• _Goal_
Repeat the records below exactly, leaving out every picture.

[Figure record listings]
********************

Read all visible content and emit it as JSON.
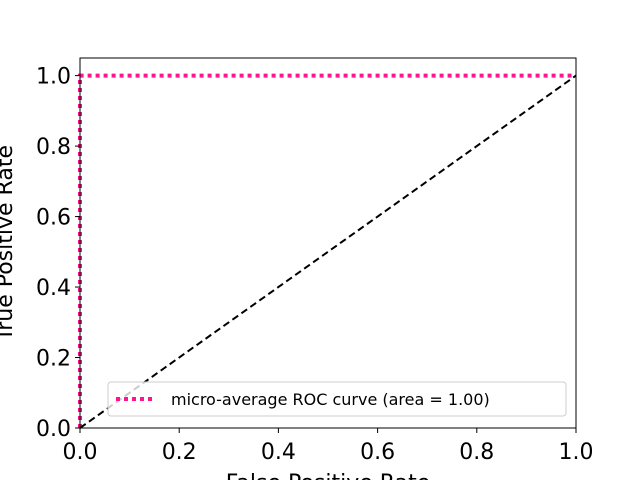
{
  "chart_data": {
    "type": "line",
    "xlabel": "False Positive Rate",
    "ylabel": "True Positive Rate",
    "xlim": [
      0.0,
      1.0
    ],
    "ylim": [
      0.0,
      1.05
    ],
    "xticks": [
      "0.0",
      "0.2",
      "0.4",
      "0.6",
      "0.8",
      "1.0"
    ],
    "yticks": [
      "0.0",
      "0.2",
      "0.4",
      "0.6",
      "0.8",
      "1.0"
    ],
    "grid": false,
    "legend_position": "lower right",
    "series": [
      {
        "name": "micro-average ROC curve (area = 1.00)",
        "x": [
          0.0,
          0.0,
          1.0
        ],
        "y": [
          0.0,
          1.0,
          1.0
        ],
        "color": "#ff1493",
        "style": "dotted"
      },
      {
        "x": [
          0.0,
          1.0
        ],
        "y": [
          0.0,
          1.0
        ],
        "color": "#000000",
        "style": "dashed"
      }
    ]
  }
}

********************

• _Final answer_
Read all visible content and emit it as JSON.
{
  "chart_data": {
    "type": "line",
    "xlabel": "False Positive Rate",
    "ylabel": "True Positive Rate",
    "xlim": [
      0.0,
      1.0
    ],
    "ylim": [
      0.0,
      1.05
    ],
    "xticks": [
      "0.0",
      "0.2",
      "0.4",
      "0.6",
      "0.8",
      "1.0"
    ],
    "yticks": [
      "0.0",
      "0.2",
      "0.4",
      "0.6",
      "0.8",
      "1.0"
    ],
    "grid": false,
    "legend_position": "lower right",
    "series": [
      {
        "name": "micro-average ROC curve (area = 1.00)",
        "x": [
          0.0,
          0.0,
          1.0
        ],
        "y": [
          0.0,
          1.0,
          1.0
        ],
        "color": "#ff1493",
        "style": "dotted"
      },
      {
        "x": [
          0.0,
          1.0
        ],
        "y": [
          0.0,
          1.0
        ],
        "color": "#000000",
        "style": "dashed"
      }
    ]
  }
}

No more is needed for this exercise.